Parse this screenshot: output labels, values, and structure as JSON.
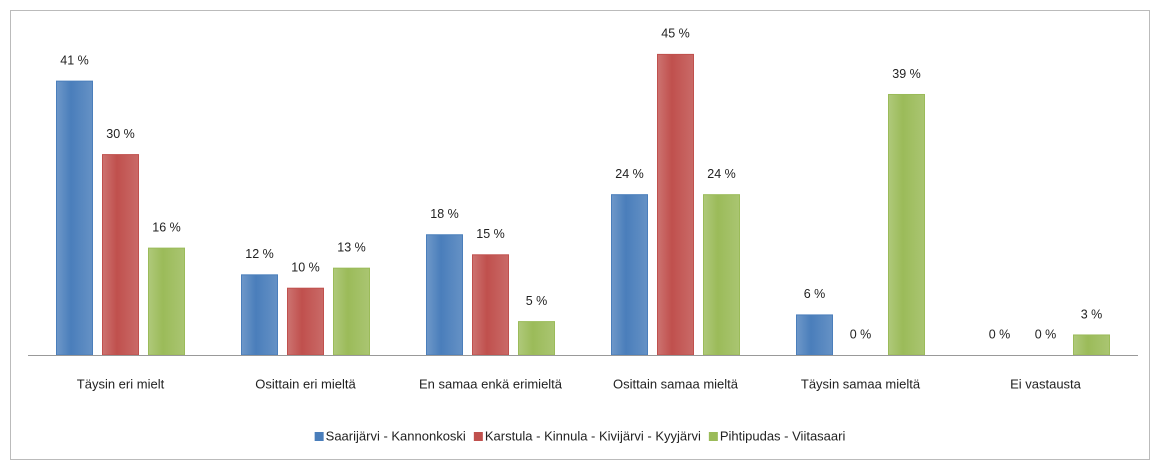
{
  "chart_data": {
    "type": "bar",
    "categories": [
      "Täysin eri mielt",
      "Osittain eri mieltä",
      "En samaa enkä erimieltä",
      "Osittain samaa mieltä",
      "Täysin samaa mieltä",
      "Ei vastausta"
    ],
    "series": [
      {
        "name": "Saarijärvi -  Kannonkoski",
        "color": "#4a7ebb",
        "values": [
          41,
          12,
          18,
          24,
          6,
          0
        ],
        "value_labels": [
          "41 %",
          "12 %",
          "18 %",
          "24 %",
          "6 %",
          "0 %"
        ]
      },
      {
        "name": "Karstula - Kinnula - Kivijärvi - Kyyjärvi",
        "color": "#c0504d",
        "values": [
          30,
          10,
          15,
          45,
          0,
          0
        ],
        "value_labels": [
          "30 %",
          "10 %",
          "15 %",
          "45 %",
          "0 %",
          "0 %"
        ]
      },
      {
        "name": "Pihtipudas - Viitasaari",
        "color": "#9bbb59",
        "values": [
          16,
          13,
          5,
          24,
          39,
          3
        ],
        "value_labels": [
          "16 %",
          "13 %",
          "5 %",
          "24 %",
          "39 %",
          "3 %"
        ]
      }
    ],
    "legend": "bottom"
  }
}
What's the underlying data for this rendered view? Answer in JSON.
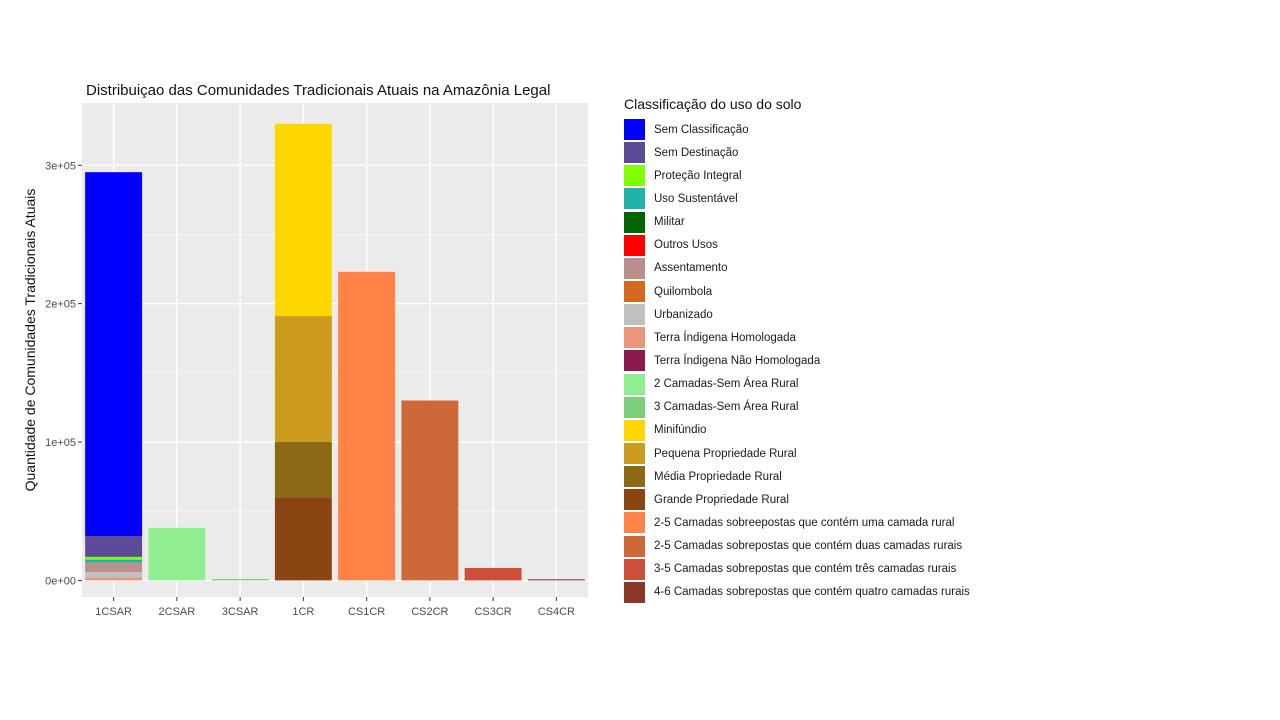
{
  "chart_data": {
    "type": "bar",
    "stacked": true,
    "title": "Distribuiçao das Comunidades Tradicionais Atuais na Amazônia Legal",
    "xlabel": "",
    "ylabel": "Quantidade de Comunidades Tradicionais Atuais",
    "ylim": [
      -12000,
      345000
    ],
    "yticks": [
      0,
      100000,
      200000,
      300000
    ],
    "ytick_labels": [
      "0e+00",
      "1e+05",
      "2e+05",
      "3e+05"
    ],
    "grid": true,
    "legend_title": "Classificação do uso do solo",
    "legend_position": "right",
    "categories": [
      "1CSAR",
      "2CSAR",
      "3CSAR",
      "1CR",
      "CS1CR",
      "CS2CR",
      "CS3CR",
      "CS4CR"
    ],
    "series": [
      {
        "name": "Sem Classificação",
        "color": "#0000FF",
        "values": [
          263000,
          0,
          0,
          0,
          0,
          0,
          0,
          0
        ]
      },
      {
        "name": "Sem Destinação",
        "color": "#5C4A96",
        "values": [
          15000,
          0,
          0,
          0,
          0,
          0,
          0,
          0
        ]
      },
      {
        "name": "Proteção Integral",
        "color": "#7FFF00",
        "values": [
          2000,
          0,
          0,
          0,
          0,
          0,
          0,
          0
        ]
      },
      {
        "name": "Uso Sustentável",
        "color": "#20B2AA",
        "values": [
          2000,
          0,
          0,
          0,
          0,
          0,
          0,
          0
        ]
      },
      {
        "name": "Militar",
        "color": "#006400",
        "values": [
          0,
          0,
          0,
          0,
          0,
          0,
          0,
          0
        ]
      },
      {
        "name": "Outros Usos",
        "color": "#FF0000",
        "values": [
          0,
          0,
          0,
          0,
          0,
          0,
          0,
          0
        ]
      },
      {
        "name": "Assentamento",
        "color": "#BC8F8F",
        "values": [
          7000,
          0,
          0,
          0,
          0,
          0,
          0,
          0
        ]
      },
      {
        "name": "Quilombola",
        "color": "#D2691E",
        "values": [
          0,
          0,
          0,
          0,
          0,
          0,
          0,
          0
        ]
      },
      {
        "name": "Urbanizado",
        "color": "#C0C0C0",
        "values": [
          4000,
          0,
          0,
          0,
          0,
          0,
          0,
          0
        ]
      },
      {
        "name": "Terra Índigena Homologada",
        "color": "#E9967A",
        "values": [
          2000,
          0,
          0,
          0,
          0,
          0,
          0,
          0
        ]
      },
      {
        "name": "Terra Índigena Não Homologada",
        "color": "#8B1A4F",
        "values": [
          0,
          0,
          0,
          0,
          0,
          0,
          0,
          0
        ]
      },
      {
        "name": "2 Camadas-Sem Área Rural",
        "color": "#90EE90",
        "values": [
          0,
          38000,
          0,
          0,
          0,
          0,
          0,
          0
        ]
      },
      {
        "name": "3 Camadas-Sem Área Rural",
        "color": "#7CCD7C",
        "values": [
          0,
          0,
          1000,
          0,
          0,
          0,
          0,
          0
        ]
      },
      {
        "name": "Minifúndio",
        "color": "#FFD700",
        "values": [
          0,
          0,
          0,
          139000,
          0,
          0,
          0,
          0
        ]
      },
      {
        "name": "Pequena Propriedade Rural",
        "color": "#CD9B1D",
        "values": [
          0,
          0,
          0,
          91000,
          0,
          0,
          0,
          0
        ]
      },
      {
        "name": "Média Propriedade Rural",
        "color": "#8B6914",
        "values": [
          0,
          0,
          0,
          40000,
          0,
          0,
          0,
          0
        ]
      },
      {
        "name": "Grande Propriedade Rural",
        "color": "#8B4513",
        "values": [
          0,
          0,
          0,
          60000,
          0,
          0,
          0,
          0
        ]
      },
      {
        "name": "2-5 Camadas sobreepostas que contém  uma camada rural",
        "color": "#FF8247",
        "values": [
          0,
          0,
          0,
          0,
          223000,
          0,
          0,
          0
        ]
      },
      {
        "name": "2-5 Camadas sobrepostas que contém duas camadas rurais",
        "color": "#CD6839",
        "values": [
          0,
          0,
          0,
          0,
          0,
          130000,
          0,
          0
        ]
      },
      {
        "name": "3-5 Camadas sobrepostas que contém três camadas rurais",
        "color": "#CD4F39",
        "values": [
          0,
          0,
          0,
          0,
          0,
          0,
          9000,
          0
        ]
      },
      {
        "name": "4-6 Camadas sobrepostas que contém quatro camadas rurais",
        "color": "#8B3626",
        "values": [
          0,
          0,
          0,
          0,
          0,
          0,
          0,
          800
        ]
      }
    ]
  }
}
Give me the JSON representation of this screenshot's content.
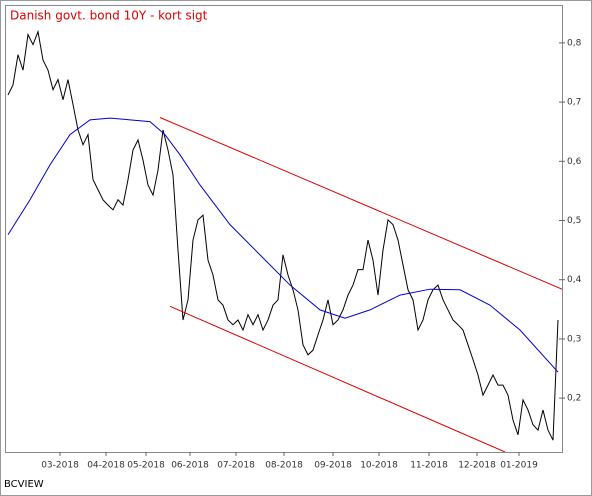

|---|

EXERCISE REQUIREMENTS
From the entries above, copy out every line where the string "sobrepostas" appears.

WRITTEN RESPONSE
        "name": "2-5 Camadas sobrepostas que contém duas camadas rurais",
        "name": "3-5 Camadas sobrepostas que contém três camadas rurais",
        "name": "4-6 Camadas sobrepostas que contém quatro camadas rurais",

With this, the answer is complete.